• DIRECTIONS
List all the lines in these records that hold "star".

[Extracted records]
-*-
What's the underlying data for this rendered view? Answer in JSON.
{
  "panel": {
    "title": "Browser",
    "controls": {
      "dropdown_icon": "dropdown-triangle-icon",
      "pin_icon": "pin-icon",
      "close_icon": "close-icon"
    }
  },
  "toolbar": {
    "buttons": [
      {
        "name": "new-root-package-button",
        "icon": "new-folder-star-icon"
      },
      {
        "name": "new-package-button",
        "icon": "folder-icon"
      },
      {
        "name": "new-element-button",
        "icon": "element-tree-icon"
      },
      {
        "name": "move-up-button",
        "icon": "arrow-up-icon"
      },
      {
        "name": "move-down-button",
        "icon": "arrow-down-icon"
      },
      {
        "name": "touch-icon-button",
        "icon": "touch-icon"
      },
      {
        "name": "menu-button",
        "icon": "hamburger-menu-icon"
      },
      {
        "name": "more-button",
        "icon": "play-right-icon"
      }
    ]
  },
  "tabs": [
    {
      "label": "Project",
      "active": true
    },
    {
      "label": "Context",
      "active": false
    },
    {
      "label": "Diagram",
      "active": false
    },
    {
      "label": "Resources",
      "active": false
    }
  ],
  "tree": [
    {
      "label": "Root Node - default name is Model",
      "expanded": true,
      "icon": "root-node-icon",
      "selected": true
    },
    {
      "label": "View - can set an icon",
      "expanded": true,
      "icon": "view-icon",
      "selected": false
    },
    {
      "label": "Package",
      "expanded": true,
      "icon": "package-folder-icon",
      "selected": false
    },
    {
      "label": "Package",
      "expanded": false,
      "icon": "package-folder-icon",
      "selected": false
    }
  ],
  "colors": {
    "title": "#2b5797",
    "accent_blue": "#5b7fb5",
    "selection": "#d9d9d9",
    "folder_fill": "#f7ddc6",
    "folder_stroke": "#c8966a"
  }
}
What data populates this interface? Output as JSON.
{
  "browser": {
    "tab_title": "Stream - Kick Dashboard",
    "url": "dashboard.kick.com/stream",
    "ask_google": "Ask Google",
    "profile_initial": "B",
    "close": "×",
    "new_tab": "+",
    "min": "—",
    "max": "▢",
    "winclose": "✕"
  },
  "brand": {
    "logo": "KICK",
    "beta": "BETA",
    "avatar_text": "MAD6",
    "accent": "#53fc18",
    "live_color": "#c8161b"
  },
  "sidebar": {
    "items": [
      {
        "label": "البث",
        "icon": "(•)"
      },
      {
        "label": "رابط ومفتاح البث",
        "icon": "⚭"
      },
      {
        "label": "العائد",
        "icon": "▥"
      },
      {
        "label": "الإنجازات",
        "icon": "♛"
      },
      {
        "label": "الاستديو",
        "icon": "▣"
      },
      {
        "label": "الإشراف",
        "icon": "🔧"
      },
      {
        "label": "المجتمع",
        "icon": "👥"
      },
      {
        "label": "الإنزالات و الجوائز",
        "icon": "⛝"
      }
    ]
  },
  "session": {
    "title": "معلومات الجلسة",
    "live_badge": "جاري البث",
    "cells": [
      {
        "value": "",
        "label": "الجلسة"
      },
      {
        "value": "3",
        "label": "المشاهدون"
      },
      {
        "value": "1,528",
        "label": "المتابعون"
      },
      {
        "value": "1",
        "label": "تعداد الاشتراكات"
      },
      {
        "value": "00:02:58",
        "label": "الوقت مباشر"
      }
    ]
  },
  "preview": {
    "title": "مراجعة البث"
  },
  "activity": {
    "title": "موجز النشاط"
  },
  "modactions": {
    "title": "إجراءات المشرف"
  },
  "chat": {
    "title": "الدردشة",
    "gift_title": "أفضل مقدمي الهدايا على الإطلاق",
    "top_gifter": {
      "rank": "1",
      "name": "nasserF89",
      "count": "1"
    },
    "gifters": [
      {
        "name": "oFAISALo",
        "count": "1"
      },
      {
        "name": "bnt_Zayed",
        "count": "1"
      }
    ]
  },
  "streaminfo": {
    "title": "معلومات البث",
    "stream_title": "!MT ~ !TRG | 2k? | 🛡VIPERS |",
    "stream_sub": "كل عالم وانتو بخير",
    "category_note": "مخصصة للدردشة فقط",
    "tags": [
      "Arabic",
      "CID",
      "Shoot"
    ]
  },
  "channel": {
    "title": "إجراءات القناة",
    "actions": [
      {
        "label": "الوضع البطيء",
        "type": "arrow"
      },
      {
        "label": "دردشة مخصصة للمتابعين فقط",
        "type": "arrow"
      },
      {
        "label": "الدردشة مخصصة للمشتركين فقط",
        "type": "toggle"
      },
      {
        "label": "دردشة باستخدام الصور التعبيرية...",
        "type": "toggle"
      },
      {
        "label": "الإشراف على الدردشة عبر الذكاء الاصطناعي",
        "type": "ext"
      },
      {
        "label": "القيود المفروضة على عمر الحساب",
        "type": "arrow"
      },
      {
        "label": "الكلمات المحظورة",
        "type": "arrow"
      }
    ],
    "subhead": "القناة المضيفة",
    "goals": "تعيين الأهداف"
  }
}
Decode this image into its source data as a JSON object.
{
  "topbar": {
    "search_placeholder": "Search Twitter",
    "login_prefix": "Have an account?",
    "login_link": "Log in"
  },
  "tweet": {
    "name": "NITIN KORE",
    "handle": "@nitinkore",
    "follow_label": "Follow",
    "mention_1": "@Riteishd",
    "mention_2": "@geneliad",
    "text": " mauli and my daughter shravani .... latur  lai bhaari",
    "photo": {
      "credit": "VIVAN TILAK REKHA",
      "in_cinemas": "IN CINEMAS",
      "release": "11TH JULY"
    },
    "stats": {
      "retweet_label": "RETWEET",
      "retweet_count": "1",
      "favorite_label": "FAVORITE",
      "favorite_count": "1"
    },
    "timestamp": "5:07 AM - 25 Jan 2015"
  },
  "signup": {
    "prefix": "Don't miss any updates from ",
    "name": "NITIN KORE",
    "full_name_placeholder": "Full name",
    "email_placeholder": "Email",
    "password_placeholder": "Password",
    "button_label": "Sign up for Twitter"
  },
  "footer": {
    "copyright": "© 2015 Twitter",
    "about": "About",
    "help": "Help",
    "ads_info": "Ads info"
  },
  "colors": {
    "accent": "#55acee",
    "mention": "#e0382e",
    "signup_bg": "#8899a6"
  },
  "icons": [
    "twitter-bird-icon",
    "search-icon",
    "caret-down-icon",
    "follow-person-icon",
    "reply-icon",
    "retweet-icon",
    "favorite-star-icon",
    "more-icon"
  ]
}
-*-
• SOLUTION TO THE PROBLEM
        "icon": "new-folder-star-icon"
    "favorite-star-icon",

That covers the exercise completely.